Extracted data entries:
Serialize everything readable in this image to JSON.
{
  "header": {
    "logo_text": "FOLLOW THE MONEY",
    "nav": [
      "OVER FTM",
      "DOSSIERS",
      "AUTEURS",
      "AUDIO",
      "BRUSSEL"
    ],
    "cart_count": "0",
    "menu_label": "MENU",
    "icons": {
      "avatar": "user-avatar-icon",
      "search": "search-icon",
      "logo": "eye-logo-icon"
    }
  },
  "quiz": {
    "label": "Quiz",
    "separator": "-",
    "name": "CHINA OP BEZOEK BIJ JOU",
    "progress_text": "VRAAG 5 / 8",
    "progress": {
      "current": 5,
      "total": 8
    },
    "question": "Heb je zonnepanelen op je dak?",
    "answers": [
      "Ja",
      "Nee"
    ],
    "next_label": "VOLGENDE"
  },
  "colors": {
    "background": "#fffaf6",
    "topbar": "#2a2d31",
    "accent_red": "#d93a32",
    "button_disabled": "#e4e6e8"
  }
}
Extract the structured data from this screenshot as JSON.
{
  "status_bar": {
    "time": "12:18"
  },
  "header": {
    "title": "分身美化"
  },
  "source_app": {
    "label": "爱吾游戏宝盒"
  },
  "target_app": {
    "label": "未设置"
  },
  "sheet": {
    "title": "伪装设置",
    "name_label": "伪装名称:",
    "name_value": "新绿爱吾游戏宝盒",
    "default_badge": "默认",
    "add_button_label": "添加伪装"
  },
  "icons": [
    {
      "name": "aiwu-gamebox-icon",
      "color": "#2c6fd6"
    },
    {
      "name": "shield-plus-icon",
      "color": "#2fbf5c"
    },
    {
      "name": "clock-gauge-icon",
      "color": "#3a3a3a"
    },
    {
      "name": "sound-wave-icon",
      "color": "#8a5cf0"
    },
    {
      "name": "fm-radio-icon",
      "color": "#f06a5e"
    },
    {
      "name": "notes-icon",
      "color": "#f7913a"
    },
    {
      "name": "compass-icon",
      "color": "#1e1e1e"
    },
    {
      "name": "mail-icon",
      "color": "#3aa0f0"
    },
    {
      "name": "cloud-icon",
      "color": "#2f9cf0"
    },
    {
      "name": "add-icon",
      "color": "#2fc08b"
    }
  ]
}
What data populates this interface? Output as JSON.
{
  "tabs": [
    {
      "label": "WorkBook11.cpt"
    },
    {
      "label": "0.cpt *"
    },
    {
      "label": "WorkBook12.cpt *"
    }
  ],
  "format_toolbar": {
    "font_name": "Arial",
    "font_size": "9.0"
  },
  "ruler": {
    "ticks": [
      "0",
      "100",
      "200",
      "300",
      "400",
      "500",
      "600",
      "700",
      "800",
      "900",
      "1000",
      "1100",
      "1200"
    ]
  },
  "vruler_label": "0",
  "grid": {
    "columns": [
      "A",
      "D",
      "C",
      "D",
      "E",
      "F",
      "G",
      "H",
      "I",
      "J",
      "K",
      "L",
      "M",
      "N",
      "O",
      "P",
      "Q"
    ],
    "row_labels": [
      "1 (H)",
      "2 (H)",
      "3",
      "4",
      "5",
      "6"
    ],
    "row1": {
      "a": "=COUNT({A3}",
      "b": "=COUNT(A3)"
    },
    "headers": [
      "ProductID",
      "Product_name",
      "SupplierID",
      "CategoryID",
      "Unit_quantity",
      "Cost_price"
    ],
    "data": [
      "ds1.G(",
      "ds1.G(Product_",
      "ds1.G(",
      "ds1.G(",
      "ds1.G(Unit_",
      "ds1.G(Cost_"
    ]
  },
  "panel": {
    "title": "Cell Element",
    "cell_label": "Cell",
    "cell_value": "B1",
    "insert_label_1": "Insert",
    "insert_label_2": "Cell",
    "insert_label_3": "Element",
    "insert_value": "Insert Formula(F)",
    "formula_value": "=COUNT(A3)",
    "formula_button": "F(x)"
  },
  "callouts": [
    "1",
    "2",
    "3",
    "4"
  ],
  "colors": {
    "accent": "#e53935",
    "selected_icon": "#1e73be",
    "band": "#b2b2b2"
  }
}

(OBJECTIVE): Retype the records that precede this task, keeping them exactly the same.

(TASK OUTPUT):
Serialize everything readable in this image to JSON.
{
  "header": {
    "logo_text": "FOLLOW THE MONEY",
    "nav": [
      "OVER FTM",
      "DOSSIERS",
      "AUTEURS",
      "AUDIO",
      "BRUSSEL"
    ],
    "cart_count": "0",
    "menu_label": "MENU",
    "icons": {
      "avatar": "user-avatar-icon",
      "search": "search-icon",
      "logo": "eye-logo-icon"
    }
  },
  "quiz": {
    "label": "Quiz",
    "separator": "-",
    "name": "CHINA OP BEZOEK BIJ JOU",
    "progress_text": "VRAAG 5 / 8",
    "progress": {
      "current": 5,
      "total": 8
    },
    "question": "Heb je zonnepanelen op je dak?",
    "answers": [
      "Ja",
      "Nee"
    ],
    "next_label": "VOLGENDE"
  },
  "colors": {
    "background": "#fffaf6",
    "topbar": "#2a2d31",
    "accent_red": "#d93a32",
    "button_disabled": "#e4e6e8"
  }
}
Extract the structured data from this screenshot as JSON.
{
  "status_bar": {
    "time": "12:18"
  },
  "header": {
    "title": "分身美化"
  },
  "source_app": {
    "label": "爱吾游戏宝盒"
  },
  "target_app": {
    "label": "未设置"
  },
  "sheet": {
    "title": "伪装设置",
    "name_label": "伪装名称:",
    "name_value": "新绿爱吾游戏宝盒",
    "default_badge": "默认",
    "add_button_label": "添加伪装"
  },
  "icons": [
    {
      "name": "aiwu-gamebox-icon",
      "color": "#2c6fd6"
    },
    {
      "name": "shield-plus-icon",
      "color": "#2fbf5c"
    },
    {
      "name": "clock-gauge-icon",
      "color": "#3a3a3a"
    },
    {
      "name": "sound-wave-icon",
      "color": "#8a5cf0"
    },
    {
      "name": "fm-radio-icon",
      "color": "#f06a5e"
    },
    {
      "name": "notes-icon",
      "color": "#f7913a"
    },
    {
      "name": "compass-icon",
      "color": "#1e1e1e"
    },
    {
      "name": "mail-icon",
      "color": "#3aa0f0"
    },
    {
      "name": "cloud-icon",
      "color": "#2f9cf0"
    },
    {
      "name": "add-icon",
      "color": "#2fc08b"
    }
  ]
}
What data populates this interface? Output as JSON.
{
  "tabs": [
    {
      "label": "WorkBook11.cpt"
    },
    {
      "label": "0.cpt *"
    },
    {
      "label": "WorkBook12.cpt *"
    }
  ],
  "format_toolbar": {
    "font_name": "Arial",
    "font_size": "9.0"
  },
  "ruler": {
    "ticks": [
      "0",
      "100",
      "200",
      "300",
      "400",
      "500",
      "600",
      "700",
      "800",
      "900",
      "1000",
      "1100",
      "1200"
    ]
  },
  "vruler_label": "0",
  "grid": {
    "columns": [
      "A",
      "D",
      "C",
      "D",
      "E",
      "F",
      "G",
      "H",
      "I",
      "J",
      "K",
      "L",
      "M",
      "N",
      "O",
      "P",
      "Q"
    ],
    "row_labels": [
      "1 (H)",
      "2 (H)",
      "3",
      "4",
      "5",
      "6"
    ],
    "row1": {
      "a": "=COUNT({A3}",
      "b": "=COUNT(A3)"
    },
    "headers": [
      "ProductID",
      "Product_name",
      "SupplierID",
      "CategoryID",
      "Unit_quantity",
      "Cost_price"
    ],
    "data": [
      "ds1.G(",
      "ds1.G(Product_",
      "ds1.G(",
      "ds1.G(",
      "ds1.G(Unit_",
      "ds1.G(Cost_"
    ]
  },
  "panel": {
    "title": "Cell Element",
    "cell_label": "Cell",
    "cell_value": "B1",
    "insert_label_1": "Insert",
    "insert_label_2": "Cell",
    "insert_label_3": "Element",
    "insert_value": "Insert Formula(F)",
    "formula_value": "=COUNT(A3)",
    "formula_button": "F(x)"
  },
  "callouts": [
    "1",
    "2",
    "3",
    "4"
  ],
  "colors": {
    "accent": "#e53935",
    "selected_icon": "#1e73be",
    "band": "#b2b2b2"
  }
}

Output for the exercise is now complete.